**TASK DESCRIPTION:** Print out the material that follows word for word.

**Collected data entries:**
#####

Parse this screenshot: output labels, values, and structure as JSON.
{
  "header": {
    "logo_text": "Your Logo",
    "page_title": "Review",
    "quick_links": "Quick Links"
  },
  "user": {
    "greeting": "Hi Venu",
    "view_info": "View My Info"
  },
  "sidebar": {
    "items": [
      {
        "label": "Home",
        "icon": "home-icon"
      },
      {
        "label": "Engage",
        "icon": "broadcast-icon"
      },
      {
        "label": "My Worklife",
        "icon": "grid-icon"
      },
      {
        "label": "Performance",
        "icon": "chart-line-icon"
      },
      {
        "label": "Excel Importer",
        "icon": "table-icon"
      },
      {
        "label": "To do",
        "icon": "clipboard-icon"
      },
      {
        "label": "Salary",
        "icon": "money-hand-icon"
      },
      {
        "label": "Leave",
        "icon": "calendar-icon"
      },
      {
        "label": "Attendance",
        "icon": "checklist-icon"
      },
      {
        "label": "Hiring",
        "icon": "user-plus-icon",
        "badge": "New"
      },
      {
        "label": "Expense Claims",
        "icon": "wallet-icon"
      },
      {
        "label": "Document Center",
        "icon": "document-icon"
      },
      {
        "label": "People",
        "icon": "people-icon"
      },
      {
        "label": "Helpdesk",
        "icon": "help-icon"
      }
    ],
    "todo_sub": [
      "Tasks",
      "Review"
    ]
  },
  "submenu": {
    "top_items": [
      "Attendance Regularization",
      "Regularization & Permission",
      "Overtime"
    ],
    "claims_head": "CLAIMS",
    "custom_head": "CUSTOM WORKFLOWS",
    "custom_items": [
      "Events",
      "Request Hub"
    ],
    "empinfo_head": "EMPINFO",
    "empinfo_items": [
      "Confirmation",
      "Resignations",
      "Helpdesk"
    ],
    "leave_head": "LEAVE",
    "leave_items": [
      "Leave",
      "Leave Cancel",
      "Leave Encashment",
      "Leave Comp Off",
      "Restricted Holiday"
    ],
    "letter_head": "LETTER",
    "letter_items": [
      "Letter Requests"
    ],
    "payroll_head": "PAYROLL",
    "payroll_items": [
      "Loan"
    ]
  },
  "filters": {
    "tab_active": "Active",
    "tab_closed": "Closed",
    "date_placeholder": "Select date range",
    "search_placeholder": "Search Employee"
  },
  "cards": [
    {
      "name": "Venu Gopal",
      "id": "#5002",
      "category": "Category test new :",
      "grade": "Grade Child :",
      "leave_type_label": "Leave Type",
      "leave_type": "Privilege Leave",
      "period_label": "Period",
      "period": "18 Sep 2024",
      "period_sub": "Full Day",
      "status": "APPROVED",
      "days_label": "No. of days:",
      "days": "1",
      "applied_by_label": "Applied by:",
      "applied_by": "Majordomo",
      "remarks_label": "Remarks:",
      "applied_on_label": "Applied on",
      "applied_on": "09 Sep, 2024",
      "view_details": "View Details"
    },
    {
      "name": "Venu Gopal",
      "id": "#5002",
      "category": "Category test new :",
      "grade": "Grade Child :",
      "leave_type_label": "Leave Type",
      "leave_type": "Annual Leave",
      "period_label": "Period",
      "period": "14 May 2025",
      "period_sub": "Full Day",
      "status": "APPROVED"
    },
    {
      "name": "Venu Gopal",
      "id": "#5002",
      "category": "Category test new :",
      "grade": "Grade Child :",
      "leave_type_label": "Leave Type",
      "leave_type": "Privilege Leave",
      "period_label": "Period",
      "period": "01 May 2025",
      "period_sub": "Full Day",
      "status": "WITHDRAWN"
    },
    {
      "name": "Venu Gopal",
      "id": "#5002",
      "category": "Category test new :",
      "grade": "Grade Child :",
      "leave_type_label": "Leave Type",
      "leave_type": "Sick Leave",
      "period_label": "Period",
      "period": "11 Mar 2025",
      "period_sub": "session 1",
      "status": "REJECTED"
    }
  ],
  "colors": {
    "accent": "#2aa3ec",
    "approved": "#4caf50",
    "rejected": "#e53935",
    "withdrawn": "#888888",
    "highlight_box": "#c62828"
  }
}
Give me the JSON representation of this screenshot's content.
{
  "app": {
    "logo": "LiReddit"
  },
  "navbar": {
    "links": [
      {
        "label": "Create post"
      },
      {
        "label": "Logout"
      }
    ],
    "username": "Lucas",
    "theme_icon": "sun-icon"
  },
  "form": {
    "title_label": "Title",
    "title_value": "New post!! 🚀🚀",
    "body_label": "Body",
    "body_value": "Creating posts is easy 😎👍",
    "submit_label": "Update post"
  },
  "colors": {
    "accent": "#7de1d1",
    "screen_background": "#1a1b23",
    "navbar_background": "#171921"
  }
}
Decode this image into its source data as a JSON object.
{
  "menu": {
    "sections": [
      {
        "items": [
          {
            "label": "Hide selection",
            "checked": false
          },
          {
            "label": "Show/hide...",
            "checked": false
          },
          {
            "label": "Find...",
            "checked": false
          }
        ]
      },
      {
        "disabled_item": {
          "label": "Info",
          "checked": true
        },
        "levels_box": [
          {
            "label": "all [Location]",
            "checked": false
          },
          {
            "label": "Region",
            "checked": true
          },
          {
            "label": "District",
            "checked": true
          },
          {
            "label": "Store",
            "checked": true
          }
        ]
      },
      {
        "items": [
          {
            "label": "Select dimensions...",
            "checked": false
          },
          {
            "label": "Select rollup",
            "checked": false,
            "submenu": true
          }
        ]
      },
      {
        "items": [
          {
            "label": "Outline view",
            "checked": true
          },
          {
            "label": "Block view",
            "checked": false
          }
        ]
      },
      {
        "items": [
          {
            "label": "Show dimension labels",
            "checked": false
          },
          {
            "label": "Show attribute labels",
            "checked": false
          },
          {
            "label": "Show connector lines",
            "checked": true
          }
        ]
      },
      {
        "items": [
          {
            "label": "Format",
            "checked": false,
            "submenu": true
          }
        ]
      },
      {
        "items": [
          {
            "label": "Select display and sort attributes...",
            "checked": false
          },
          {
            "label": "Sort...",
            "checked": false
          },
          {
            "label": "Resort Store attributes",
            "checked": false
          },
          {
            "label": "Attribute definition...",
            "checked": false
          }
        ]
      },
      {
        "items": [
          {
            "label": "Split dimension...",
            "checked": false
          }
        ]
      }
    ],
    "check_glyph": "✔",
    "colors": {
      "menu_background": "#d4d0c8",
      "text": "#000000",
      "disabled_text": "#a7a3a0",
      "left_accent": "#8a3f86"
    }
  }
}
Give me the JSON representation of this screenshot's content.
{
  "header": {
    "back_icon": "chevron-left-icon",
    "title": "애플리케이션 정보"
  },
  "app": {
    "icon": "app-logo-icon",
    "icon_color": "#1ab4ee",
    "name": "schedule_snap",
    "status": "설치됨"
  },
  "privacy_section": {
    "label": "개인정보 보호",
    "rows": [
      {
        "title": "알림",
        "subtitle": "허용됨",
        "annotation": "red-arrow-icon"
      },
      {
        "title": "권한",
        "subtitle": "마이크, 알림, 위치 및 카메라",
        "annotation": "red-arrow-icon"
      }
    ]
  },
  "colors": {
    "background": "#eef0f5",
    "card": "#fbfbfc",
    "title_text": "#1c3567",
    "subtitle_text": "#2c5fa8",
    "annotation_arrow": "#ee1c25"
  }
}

#####

**WRITTEN ANSWER:**
Parse this screenshot: output labels, values, and structure as JSON.
{
  "header": {
    "logo_text": "Your Logo",
    "page_title": "Review",
    "quick_links": "Quick Links"
  },
  "user": {
    "greeting": "Hi Venu",
    "view_info": "View My Info"
  },
  "sidebar": {
    "items": [
      {
        "label": "Home",
        "icon": "home-icon"
      },
      {
        "label": "Engage",
        "icon": "broadcast-icon"
      },
      {
        "label": "My Worklife",
        "icon": "grid-icon"
      },
      {
        "label": "Performance",
        "icon": "chart-line-icon"
      },
      {
        "label": "Excel Importer",
        "icon": "table-icon"
      },
      {
        "label": "To do",
        "icon": "clipboard-icon"
      },
      {
        "label": "Salary",
        "icon": "money-hand-icon"
      },
      {
        "label": "Leave",
        "icon": "calendar-icon"
      },
      {
        "label": "Attendance",
        "icon": "checklist-icon"
      },
      {
        "label": "Hiring",
        "icon": "user-plus-icon",
        "badge": "New"
      },
      {
        "label": "Expense Claims",
        "icon": "wallet-icon"
      },
      {
        "label": "Document Center",
        "icon": "document-icon"
      },
      {
        "label": "People",
        "icon": "people-icon"
      },
      {
        "label": "Helpdesk",
        "icon": "help-icon"
      }
    ],
    "todo_sub": [
      "Tasks",
      "Review"
    ]
  },
  "submenu": {
    "top_items": [
      "Attendance Regularization",
      "Regularization & Permission",
      "Overtime"
    ],
    "claims_head": "CLAIMS",
    "custom_head": "CUSTOM WORKFLOWS",
    "custom_items": [
      "Events",
      "Request Hub"
    ],
    "empinfo_head": "EMPINFO",
    "empinfo_items": [
      "Confirmation",
      "Resignations",
      "Helpdesk"
    ],
    "leave_head": "LEAVE",
    "leave_items": [
      "Leave",
      "Leave Cancel",
      "Leave Encashment",
      "Leave Comp Off",
      "Restricted Holiday"
    ],
    "letter_head": "LETTER",
    "letter_items": [
      "Letter Requests"
    ],
    "payroll_head": "PAYROLL",
    "payroll_items": [
      "Loan"
    ]
  },
  "filters": {
    "tab_active": "Active",
    "tab_closed": "Closed",
    "date_placeholder": "Select date range",
    "search_placeholder": "Search Employee"
  },
  "cards": [
    {
      "name": "Venu Gopal",
      "id": "#5002",
      "category": "Category test new :",
      "grade": "Grade Child :",
      "leave_type_label": "Leave Type",
      "leave_type": "Privilege Leave",
      "period_label": "Period",
      "period": "18 Sep 2024",
      "period_sub": "Full Day",
      "status": "APPROVED",
      "days_label": "No. of days:",
      "days": "1",
      "applied_by_label": "Applied by:",
      "applied_by": "Majordomo",
      "remarks_label": "Remarks:",
      "applied_on_label": "Applied on",
      "applied_on": "09 Sep, 2024",
      "view_details": "View Details"
    },
    {
      "name": "Venu Gopal",
      "id": "#5002",
      "category": "Category test new :",
      "grade": "Grade Child :",
      "leave_type_label": "Leave Type",
      "leave_type": "Annual Leave",
      "period_label": "Period",
      "period": "14 May 2025",
      "period_sub": "Full Day",
      "status": "APPROVED"
    },
    {
      "name": "Venu Gopal",
      "id": "#5002",
      "category": "Category test new :",
      "grade": "Grade Child :",
      "leave_type_label": "Leave Type",
      "leave_type": "Privilege Leave",
      "period_label": "Period",
      "period": "01 May 2025",
      "period_sub": "Full Day",
      "status": "WITHDRAWN"
    },
    {
      "name": "Venu Gopal",
      "id": "#5002",
      "category": "Category test new :",
      "grade": "Grade Child :",
      "leave_type_label": "Leave Type",
      "leave_type": "Sick Leave",
      "period_label": "Period",
      "period": "11 Mar 2025",
      "period_sub": "session 1",
      "status": "REJECTED"
    }
  ],
  "colors": {
    "accent": "#2aa3ec",
    "approved": "#4caf50",
    "rejected": "#e53935",
    "withdrawn": "#888888",
    "highlight_box": "#c62828"
  }
}
Give me the JSON representation of this screenshot's content.
{
  "app": {
    "logo": "LiReddit"
  },
  "navbar": {
    "links": [
      {
        "label": "Create post"
      },
      {
        "label": "Logout"
      }
    ],
    "username": "Lucas",
    "theme_icon": "sun-icon"
  },
  "form": {
    "title_label": "Title",
    "title_value": "New post!! 🚀🚀",
    "body_label": "Body",
    "body_value": "Creating posts is easy 😎👍",
    "submit_label": "Update post"
  },
  "colors": {
    "accent": "#7de1d1",
    "screen_background": "#1a1b23",
    "navbar_background": "#171921"
  }
}
Decode this image into its source data as a JSON object.
{
  "menu": {
    "sections": [
      {
        "items": [
          {
            "label": "Hide selection",
            "checked": false
          },
          {
            "label": "Show/hide...",
            "checked": false
          },
          {
            "label": "Find...",
            "checked": false
          }
        ]
      },
      {
        "disabled_item": {
          "label": "Info",
          "checked": true
        },
        "levels_box": [
          {
            "label": "all [Location]",
            "checked": false
          },
          {
            "label": "Region",
            "checked": true
          },
          {
            "label": "District",
            "checked": true
          },
          {
            "label": "Store",
            "checked": true
          }
        ]
      },
      {
        "items": [
          {
            "label": "Select dimensions...",
            "checked": false
          },
          {
            "label": "Select rollup",
            "checked": false,
            "submenu": true
          }
        ]
      },
      {
        "items": [
          {
            "label": "Outline view",
            "checked": true
          },
          {
            "label": "Block view",
            "checked": false
          }
        ]
      },
      {
        "items": [
          {
            "label": "Show dimension labels",
            "checked": false
          },
          {
            "label": "Show attribute labels",
            "checked": false
          },
          {
            "label": "Show connector lines",
            "checked": true
          }
        ]
      },
      {
        "items": [
          {
            "label": "Format",
            "checked": false,
            "submenu": true
          }
        ]
      },
      {
        "items": [
          {
            "label": "Select display and sort attributes...",
            "checked": false
          },
          {
            "label": "Sort...",
            "checked": false
          },
          {
            "label": "Resort Store attributes",
            "checked": false
          },
          {
            "label": "Attribute definition...",
            "checked": false
          }
        ]
      },
      {
        "items": [
          {
            "label": "Split dimension...",
            "checked": false
          }
        ]
      }
    ],
    "check_glyph": "✔",
    "colors": {
      "menu_background": "#d4d0c8",
      "text": "#000000",
      "disabled_text": "#a7a3a0",
      "left_accent": "#8a3f86"
    }
  }
}
Give me the JSON representation of this screenshot's content.
{
  "header": {
    "back_icon": "chevron-left-icon",
    "title": "애플리케이션 정보"
  },
  "app": {
    "icon": "app-logo-icon",
    "icon_color": "#1ab4ee",
    "name": "schedule_snap",
    "status": "설치됨"
  },
  "privacy_section": {
    "label": "개인정보 보호",
    "rows": [
      {
        "title": "알림",
        "subtitle": "허용됨",
        "annotation": "red-arrow-icon"
      },
      {
        "title": "권한",
        "subtitle": "마이크, 알림, 위치 및 카메라",
        "annotation": "red-arrow-icon"
      }
    ]
  },
  "colors": {
    "background": "#eef0f5",
    "card": "#fbfbfc",
    "title_text": "#1c3567",
    "subtitle_text": "#2c5fa8",
    "annotation_arrow": "#ee1c25"
  }
}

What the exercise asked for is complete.